Leave out the pictures and copy the remaining records exactly.

— begin —

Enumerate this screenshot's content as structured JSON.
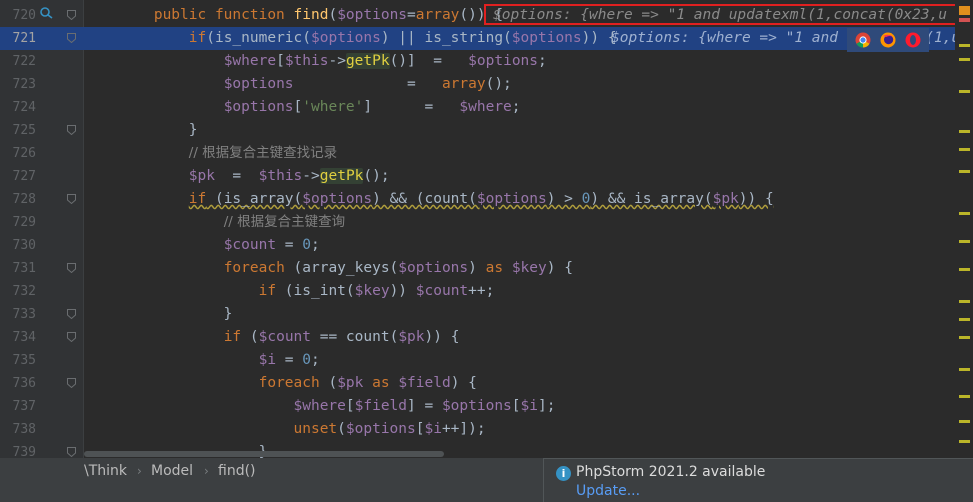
{
  "editor": {
    "lines": [
      {
        "n": "720",
        "tokens": [
          {
            "t": "        "
          },
          {
            "t": "public function ",
            "c": "kw"
          },
          {
            "t": "find",
            "c": "fn"
          },
          {
            "t": "("
          },
          {
            "t": "$options",
            "c": "var"
          },
          {
            "t": "="
          },
          {
            "t": "array",
            "c": "kw"
          },
          {
            "t": "()) {"
          }
        ]
      },
      {
        "n": "721",
        "tokens": [
          {
            "t": "            "
          },
          {
            "t": "if",
            "c": "kw"
          },
          {
            "t": "(is_numeric("
          },
          {
            "t": "$options",
            "c": "var"
          },
          {
            "t": ") || is_string("
          },
          {
            "t": "$options",
            "c": "var"
          },
          {
            "t": ")) {"
          }
        ]
      },
      {
        "n": "722",
        "tokens": [
          {
            "t": "                "
          },
          {
            "t": "$where",
            "c": "var"
          },
          {
            "t": "["
          },
          {
            "t": "$this",
            "c": "var"
          },
          {
            "t": "->"
          },
          {
            "t": "getPk",
            "c": "hl"
          },
          {
            "t": "()]  =   "
          },
          {
            "t": "$options",
            "c": "var"
          },
          {
            "t": ";"
          }
        ]
      },
      {
        "n": "723",
        "tokens": [
          {
            "t": "                "
          },
          {
            "t": "$options",
            "c": "var"
          },
          {
            "t": "             =   "
          },
          {
            "t": "array",
            "c": "kw"
          },
          {
            "t": "();"
          }
        ]
      },
      {
        "n": "724",
        "tokens": [
          {
            "t": "                "
          },
          {
            "t": "$options",
            "c": "var"
          },
          {
            "t": "["
          },
          {
            "t": "'where'",
            "c": "str"
          },
          {
            "t": "]      =   "
          },
          {
            "t": "$where",
            "c": "var"
          },
          {
            "t": ";"
          }
        ]
      },
      {
        "n": "725",
        "tokens": [
          {
            "t": "            }"
          }
        ]
      },
      {
        "n": "726",
        "tokens": [
          {
            "t": "            "
          },
          {
            "t": "// 根据复合主键查找记录",
            "c": "cmt"
          }
        ]
      },
      {
        "n": "727",
        "tokens": [
          {
            "t": "            "
          },
          {
            "t": "$pk",
            "c": "var"
          },
          {
            "t": "  =  "
          },
          {
            "t": "$this",
            "c": "var"
          },
          {
            "t": "->"
          },
          {
            "t": "getPk",
            "c": "hl"
          },
          {
            "t": "();"
          }
        ]
      },
      {
        "n": "728",
        "tokens": [
          {
            "t": "            "
          },
          {
            "t": "if",
            "c": "kw wavy"
          },
          {
            "t": " (is_array(",
            "c": "wavy"
          },
          {
            "t": "$options",
            "c": "var wavy"
          },
          {
            "t": ") && (count(",
            "c": "wavy"
          },
          {
            "t": "$options",
            "c": "var wavy"
          },
          {
            "t": ") > ",
            "c": "wavy"
          },
          {
            "t": "0",
            "c": "num wavy"
          },
          {
            "t": ") && is_array(",
            "c": "wavy"
          },
          {
            "t": "$pk",
            "c": "var wavy"
          },
          {
            "t": ")) {",
            "c": "wavy"
          }
        ]
      },
      {
        "n": "729",
        "tokens": [
          {
            "t": "                "
          },
          {
            "t": "// 根据复合主键查询",
            "c": "cmt"
          }
        ]
      },
      {
        "n": "730",
        "tokens": [
          {
            "t": "                "
          },
          {
            "t": "$count",
            "c": "var"
          },
          {
            "t": " = "
          },
          {
            "t": "0",
            "c": "num"
          },
          {
            "t": ";"
          }
        ]
      },
      {
        "n": "731",
        "tokens": [
          {
            "t": "                "
          },
          {
            "t": "foreach",
            "c": "kw"
          },
          {
            "t": " (array_keys("
          },
          {
            "t": "$options",
            "c": "var"
          },
          {
            "t": ") "
          },
          {
            "t": "as",
            "c": "kw"
          },
          {
            "t": " "
          },
          {
            "t": "$key",
            "c": "var"
          },
          {
            "t": ") {"
          }
        ]
      },
      {
        "n": "732",
        "tokens": [
          {
            "t": "                    "
          },
          {
            "t": "if",
            "c": "kw"
          },
          {
            "t": " (is_int("
          },
          {
            "t": "$key",
            "c": "var"
          },
          {
            "t": ")) "
          },
          {
            "t": "$count",
            "c": "var"
          },
          {
            "t": "++;"
          }
        ]
      },
      {
        "n": "733",
        "tokens": [
          {
            "t": "                }"
          }
        ]
      },
      {
        "n": "734",
        "tokens": [
          {
            "t": "                "
          },
          {
            "t": "if",
            "c": "kw"
          },
          {
            "t": " ("
          },
          {
            "t": "$count",
            "c": "var"
          },
          {
            "t": " == count("
          },
          {
            "t": "$pk",
            "c": "var"
          },
          {
            "t": ")) {"
          }
        ]
      },
      {
        "n": "735",
        "tokens": [
          {
            "t": "                    "
          },
          {
            "t": "$i",
            "c": "var"
          },
          {
            "t": " = "
          },
          {
            "t": "0",
            "c": "num"
          },
          {
            "t": ";"
          }
        ]
      },
      {
        "n": "736",
        "tokens": [
          {
            "t": "                    "
          },
          {
            "t": "foreach",
            "c": "kw"
          },
          {
            "t": " ("
          },
          {
            "t": "$pk",
            "c": "var"
          },
          {
            "t": " "
          },
          {
            "t": "as",
            "c": "kw"
          },
          {
            "t": " "
          },
          {
            "t": "$field",
            "c": "var"
          },
          {
            "t": ") {"
          }
        ]
      },
      {
        "n": "737",
        "tokens": [
          {
            "t": "                        "
          },
          {
            "t": "$where",
            "c": "var"
          },
          {
            "t": "["
          },
          {
            "t": "$field",
            "c": "var"
          },
          {
            "t": "] = "
          },
          {
            "t": "$options",
            "c": "var"
          },
          {
            "t": "["
          },
          {
            "t": "$i",
            "c": "var"
          },
          {
            "t": "];"
          }
        ]
      },
      {
        "n": "738",
        "tokens": [
          {
            "t": "                        "
          },
          {
            "t": "unset",
            "c": "kw"
          },
          {
            "t": "("
          },
          {
            "t": "$options",
            "c": "var"
          },
          {
            "t": "["
          },
          {
            "t": "$i",
            "c": "var"
          },
          {
            "t": "++]);"
          }
        ]
      },
      {
        "n": "739",
        "tokens": [
          {
            "t": "                    }"
          }
        ]
      }
    ],
    "current_line": "721",
    "hints": {
      "line720": "$options: {where => \"1 and updatexml(1,concat(0x23,u",
      "line721": "$options: {where => \"1 and updatexml(1,u"
    },
    "colors": {
      "background": "#2b2b2b",
      "gutter": "#313335",
      "current_line": "#214283",
      "highlight_box": "#e02020",
      "keyword": "#cc7832",
      "variable": "#9876aa",
      "string": "#6a8759",
      "number": "#6897bb",
      "comment": "#808080"
    },
    "browser_icons": [
      "chrome-icon",
      "firefox-icon",
      "opera-icon"
    ]
  },
  "breadcrumb": {
    "items": [
      "\\Think",
      "Model",
      "find()"
    ],
    "separator": "›"
  },
  "notification": {
    "title": "PhpStorm 2021.2 available",
    "action": "Update..."
  }
}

— end —

_EXERCISE RESULT_
Enumerate this screenshot's content as structured JSON.
{
  "editor": {
    "lines": [
      {
        "n": "720",
        "tokens": [
          {
            "t": "        "
          },
          {
            "t": "public function ",
            "c": "kw"
          },
          {
            "t": "find",
            "c": "fn"
          },
          {
            "t": "("
          },
          {
            "t": "$options",
            "c": "var"
          },
          {
            "t": "="
          },
          {
            "t": "array",
            "c": "kw"
          },
          {
            "t": "()) {"
          }
        ]
      },
      {
        "n": "721",
        "tokens": [
          {
            "t": "            "
          },
          {
            "t": "if",
            "c": "kw"
          },
          {
            "t": "(is_numeric("
          },
          {
            "t": "$options",
            "c": "var"
          },
          {
            "t": ") || is_string("
          },
          {
            "t": "$options",
            "c": "var"
          },
          {
            "t": ")) {"
          }
        ]
      },
      {
        "n": "722",
        "tokens": [
          {
            "t": "                "
          },
          {
            "t": "$where",
            "c": "var"
          },
          {
            "t": "["
          },
          {
            "t": "$this",
            "c": "var"
          },
          {
            "t": "->"
          },
          {
            "t": "getPk",
            "c": "hl"
          },
          {
            "t": "()]  =   "
          },
          {
            "t": "$options",
            "c": "var"
          },
          {
            "t": ";"
          }
        ]
      },
      {
        "n": "723",
        "tokens": [
          {
            "t": "                "
          },
          {
            "t": "$options",
            "c": "var"
          },
          {
            "t": "             =   "
          },
          {
            "t": "array",
            "c": "kw"
          },
          {
            "t": "();"
          }
        ]
      },
      {
        "n": "724",
        "tokens": [
          {
            "t": "                "
          },
          {
            "t": "$options",
            "c": "var"
          },
          {
            "t": "["
          },
          {
            "t": "'where'",
            "c": "str"
          },
          {
            "t": "]      =   "
          },
          {
            "t": "$where",
            "c": "var"
          },
          {
            "t": ";"
          }
        ]
      },
      {
        "n": "725",
        "tokens": [
          {
            "t": "            }"
          }
        ]
      },
      {
        "n": "726",
        "tokens": [
          {
            "t": "            "
          },
          {
            "t": "// 根据复合主键查找记录",
            "c": "cmt"
          }
        ]
      },
      {
        "n": "727",
        "tokens": [
          {
            "t": "            "
          },
          {
            "t": "$pk",
            "c": "var"
          },
          {
            "t": "  =  "
          },
          {
            "t": "$this",
            "c": "var"
          },
          {
            "t": "->"
          },
          {
            "t": "getPk",
            "c": "hl"
          },
          {
            "t": "();"
          }
        ]
      },
      {
        "n": "728",
        "tokens": [
          {
            "t": "            "
          },
          {
            "t": "if",
            "c": "kw wavy"
          },
          {
            "t": " (is_array(",
            "c": "wavy"
          },
          {
            "t": "$options",
            "c": "var wavy"
          },
          {
            "t": ") && (count(",
            "c": "wavy"
          },
          {
            "t": "$options",
            "c": "var wavy"
          },
          {
            "t": ") > ",
            "c": "wavy"
          },
          {
            "t": "0",
            "c": "num wavy"
          },
          {
            "t": ") && is_array(",
            "c": "wavy"
          },
          {
            "t": "$pk",
            "c": "var wavy"
          },
          {
            "t": ")) {",
            "c": "wavy"
          }
        ]
      },
      {
        "n": "729",
        "tokens": [
          {
            "t": "                "
          },
          {
            "t": "// 根据复合主键查询",
            "c": "cmt"
          }
        ]
      },
      {
        "n": "730",
        "tokens": [
          {
            "t": "                "
          },
          {
            "t": "$count",
            "c": "var"
          },
          {
            "t": " = "
          },
          {
            "t": "0",
            "c": "num"
          },
          {
            "t": ";"
          }
        ]
      },
      {
        "n": "731",
        "tokens": [
          {
            "t": "                "
          },
          {
            "t": "foreach",
            "c": "kw"
          },
          {
            "t": " (array_keys("
          },
          {
            "t": "$options",
            "c": "var"
          },
          {
            "t": ") "
          },
          {
            "t": "as",
            "c": "kw"
          },
          {
            "t": " "
          },
          {
            "t": "$key",
            "c": "var"
          },
          {
            "t": ") {"
          }
        ]
      },
      {
        "n": "732",
        "tokens": [
          {
            "t": "                    "
          },
          {
            "t": "if",
            "c": "kw"
          },
          {
            "t": " (is_int("
          },
          {
            "t": "$key",
            "c": "var"
          },
          {
            "t": ")) "
          },
          {
            "t": "$count",
            "c": "var"
          },
          {
            "t": "++;"
          }
        ]
      },
      {
        "n": "733",
        "tokens": [
          {
            "t": "                }"
          }
        ]
      },
      {
        "n": "734",
        "tokens": [
          {
            "t": "                "
          },
          {
            "t": "if",
            "c": "kw"
          },
          {
            "t": " ("
          },
          {
            "t": "$count",
            "c": "var"
          },
          {
            "t": " == count("
          },
          {
            "t": "$pk",
            "c": "var"
          },
          {
            "t": ")) {"
          }
        ]
      },
      {
        "n": "735",
        "tokens": [
          {
            "t": "                    "
          },
          {
            "t": "$i",
            "c": "var"
          },
          {
            "t": " = "
          },
          {
            "t": "0",
            "c": "num"
          },
          {
            "t": ";"
          }
        ]
      },
      {
        "n": "736",
        "tokens": [
          {
            "t": "                    "
          },
          {
            "t": "foreach",
            "c": "kw"
          },
          {
            "t": " ("
          },
          {
            "t": "$pk",
            "c": "var"
          },
          {
            "t": " "
          },
          {
            "t": "as",
            "c": "kw"
          },
          {
            "t": " "
          },
          {
            "t": "$field",
            "c": "var"
          },
          {
            "t": ") {"
          }
        ]
      },
      {
        "n": "737",
        "tokens": [
          {
            "t": "                        "
          },
          {
            "t": "$where",
            "c": "var"
          },
          {
            "t": "["
          },
          {
            "t": "$field",
            "c": "var"
          },
          {
            "t": "] = "
          },
          {
            "t": "$options",
            "c": "var"
          },
          {
            "t": "["
          },
          {
            "t": "$i",
            "c": "var"
          },
          {
            "t": "];"
          }
        ]
      },
      {
        "n": "738",
        "tokens": [
          {
            "t": "                        "
          },
          {
            "t": "unset",
            "c": "kw"
          },
          {
            "t": "("
          },
          {
            "t": "$options",
            "c": "var"
          },
          {
            "t": "["
          },
          {
            "t": "$i",
            "c": "var"
          },
          {
            "t": "++]);"
          }
        ]
      },
      {
        "n": "739",
        "tokens": [
          {
            "t": "                    }"
          }
        ]
      }
    ],
    "current_line": "721",
    "hints": {
      "line720": "$options: {where => \"1 and updatexml(1,concat(0x23,u",
      "line721": "$options: {where => \"1 and updatexml(1,u"
    },
    "colors": {
      "background": "#2b2b2b",
      "gutter": "#313335",
      "current_line": "#214283",
      "highlight_box": "#e02020",
      "keyword": "#cc7832",
      "variable": "#9876aa",
      "string": "#6a8759",
      "number": "#6897bb",
      "comment": "#808080"
    },
    "browser_icons": [
      "chrome-icon",
      "firefox-icon",
      "opera-icon"
    ]
  },
  "breadcrumb": {
    "items": [
      "\\Think",
      "Model",
      "find()"
    ],
    "separator": "›"
  },
  "notification": {
    "title": "PhpStorm 2021.2 available",
    "action": "Update..."
  }
}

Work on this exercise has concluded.